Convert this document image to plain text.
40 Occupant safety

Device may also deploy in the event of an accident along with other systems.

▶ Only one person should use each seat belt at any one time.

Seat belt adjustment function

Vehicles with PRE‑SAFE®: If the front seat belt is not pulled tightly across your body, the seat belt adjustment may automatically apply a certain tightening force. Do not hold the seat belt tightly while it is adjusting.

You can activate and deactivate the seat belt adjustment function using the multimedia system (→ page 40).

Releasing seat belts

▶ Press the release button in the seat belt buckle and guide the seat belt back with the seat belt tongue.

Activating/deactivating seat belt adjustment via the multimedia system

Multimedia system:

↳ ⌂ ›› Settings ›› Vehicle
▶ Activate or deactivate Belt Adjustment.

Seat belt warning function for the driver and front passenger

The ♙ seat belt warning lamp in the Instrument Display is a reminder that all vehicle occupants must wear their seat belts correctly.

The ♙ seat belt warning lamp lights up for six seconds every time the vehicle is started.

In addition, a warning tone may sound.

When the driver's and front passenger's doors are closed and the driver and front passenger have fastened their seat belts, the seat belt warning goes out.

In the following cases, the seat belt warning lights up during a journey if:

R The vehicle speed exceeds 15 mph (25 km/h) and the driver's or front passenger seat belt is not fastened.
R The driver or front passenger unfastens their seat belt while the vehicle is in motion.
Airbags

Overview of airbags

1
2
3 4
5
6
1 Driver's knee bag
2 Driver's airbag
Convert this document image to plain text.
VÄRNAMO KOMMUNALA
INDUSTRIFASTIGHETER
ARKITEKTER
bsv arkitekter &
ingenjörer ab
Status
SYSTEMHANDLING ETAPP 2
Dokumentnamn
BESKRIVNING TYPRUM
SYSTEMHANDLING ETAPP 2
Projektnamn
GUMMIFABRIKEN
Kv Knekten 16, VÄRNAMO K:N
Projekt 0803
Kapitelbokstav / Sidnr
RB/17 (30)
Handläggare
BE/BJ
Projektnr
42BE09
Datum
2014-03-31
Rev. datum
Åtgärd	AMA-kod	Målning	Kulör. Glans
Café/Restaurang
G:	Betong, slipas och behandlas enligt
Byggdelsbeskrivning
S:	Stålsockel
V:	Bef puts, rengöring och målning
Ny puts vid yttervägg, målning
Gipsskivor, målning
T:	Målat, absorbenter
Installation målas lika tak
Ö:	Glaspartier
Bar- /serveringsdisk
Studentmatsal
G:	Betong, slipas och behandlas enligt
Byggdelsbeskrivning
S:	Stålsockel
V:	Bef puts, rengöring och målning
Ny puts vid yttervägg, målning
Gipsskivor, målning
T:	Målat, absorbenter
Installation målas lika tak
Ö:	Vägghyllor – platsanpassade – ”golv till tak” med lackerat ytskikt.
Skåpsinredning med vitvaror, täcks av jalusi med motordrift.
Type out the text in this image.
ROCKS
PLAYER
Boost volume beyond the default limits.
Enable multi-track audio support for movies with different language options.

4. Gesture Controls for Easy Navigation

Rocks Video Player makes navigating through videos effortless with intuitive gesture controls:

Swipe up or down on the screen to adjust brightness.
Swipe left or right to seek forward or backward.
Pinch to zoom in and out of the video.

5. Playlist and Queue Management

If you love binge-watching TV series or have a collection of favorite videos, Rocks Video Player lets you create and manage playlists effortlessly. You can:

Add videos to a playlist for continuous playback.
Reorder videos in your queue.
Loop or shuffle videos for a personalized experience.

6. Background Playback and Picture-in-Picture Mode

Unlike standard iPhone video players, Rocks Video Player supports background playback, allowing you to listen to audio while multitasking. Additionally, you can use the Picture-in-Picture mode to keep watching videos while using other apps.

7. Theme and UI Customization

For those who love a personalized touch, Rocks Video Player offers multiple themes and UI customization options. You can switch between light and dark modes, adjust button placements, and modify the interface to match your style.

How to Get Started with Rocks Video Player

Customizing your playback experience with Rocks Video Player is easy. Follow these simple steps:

• **Exercise details**: Each record above should be returned exactly as it appears.

• **Right answer**:
Convert this document image to plain text.
40 Occupant safety

Device may also deploy in the event of an accident along with other systems.

▶ Only one person should use each seat belt at any one time.

Seat belt adjustment function

Vehicles with PRE‑SAFE®: If the front seat belt is not pulled tightly across your body, the seat belt adjustment may automatically apply a certain tightening force. Do not hold the seat belt tightly while it is adjusting.

You can activate and deactivate the seat belt adjustment function using the multimedia system (→ page 40).

Releasing seat belts

▶ Press the release button in the seat belt buckle and guide the seat belt back with the seat belt tongue.

Activating/deactivating seat belt adjustment via the multimedia system

Multimedia system:

↳ ⌂ ›› Settings ›› Vehicle
▶ Activate or deactivate Belt Adjustment.

Seat belt warning function for the driver and front passenger

The ♙ seat belt warning lamp in the Instrument Display is a reminder that all vehicle occupants must wear their seat belts correctly.

The ♙ seat belt warning lamp lights up for six seconds every time the vehicle is started.

In addition, a warning tone may sound.

When the driver's and front passenger's doors are closed and the driver and front passenger have fastened their seat belts, the seat belt warning goes out.

In the following cases, the seat belt warning lights up during a journey if:

R The vehicle speed exceeds 15 mph (25 km/h) and the driver's or front passenger seat belt is not fastened.
R The driver or front passenger unfastens their seat belt while the vehicle is in motion.
Airbags

Overview of airbags

1
2
3 4
5
6
1 Driver's knee bag
2 Driver's airbag
Convert this document image to plain text.
VÄRNAMO KOMMUNALA
INDUSTRIFASTIGHETER
ARKITEKTER
bsv arkitekter &
ingenjörer ab
Status
SYSTEMHANDLING ETAPP 2
Dokumentnamn
BESKRIVNING TYPRUM
SYSTEMHANDLING ETAPP 2
Projektnamn
GUMMIFABRIKEN
Kv Knekten 16, VÄRNAMO K:N
Projekt 0803
Kapitelbokstav / Sidnr
RB/17 (30)
Handläggare
BE/BJ
Projektnr
42BE09
Datum
2014-03-31
Rev. datum
Åtgärd	AMA-kod	Målning	Kulör. Glans
Café/Restaurang
G:	Betong, slipas och behandlas enligt
Byggdelsbeskrivning
S:	Stålsockel
V:	Bef puts, rengöring och målning
Ny puts vid yttervägg, målning
Gipsskivor, målning
T:	Målat, absorbenter
Installation målas lika tak
Ö:	Glaspartier
Bar- /serveringsdisk
Studentmatsal
G:	Betong, slipas och behandlas enligt
Byggdelsbeskrivning
S:	Stålsockel
V:	Bef puts, rengöring och målning
Ny puts vid yttervägg, målning
Gipsskivor, målning
T:	Målat, absorbenter
Installation målas lika tak
Ö:	Vägghyllor – platsanpassade – ”golv till tak” med lackerat ytskikt.
Skåpsinredning med vitvaror, täcks av jalusi med motordrift.
Type out the text in this image.
ROCKS
PLAYER
Boost volume beyond the default limits.
Enable multi-track audio support for movies with different language options.

4. Gesture Controls for Easy Navigation

Rocks Video Player makes navigating through videos effortless with intuitive gesture controls:

Swipe up or down on the screen to adjust brightness.
Swipe left or right to seek forward or backward.
Pinch to zoom in and out of the video.

5. Playlist and Queue Management

If you love binge-watching TV series or have a collection of favorite videos, Rocks Video Player lets you create and manage playlists effortlessly. You can:

Add videos to a playlist for continuous playback.
Reorder videos in your queue.
Loop or shuffle videos for a personalized experience.

6. Background Playback and Picture-in-Picture Mode

Unlike standard iPhone video players, Rocks Video Player supports background playback, allowing you to listen to audio while multitasking. Additionally, you can use the Picture-in-Picture mode to keep watching videos while using other apps.

7. Theme and UI Customization

For those who love a personalized touch, Rocks Video Player offers multiple themes and UI customization options. You can switch between light and dark modes, adjust button placements, and modify the interface to match your style.

How to Get Started with Rocks Video Player

Customizing your playback experience with Rocks Video Player is easy. Follow these simple steps:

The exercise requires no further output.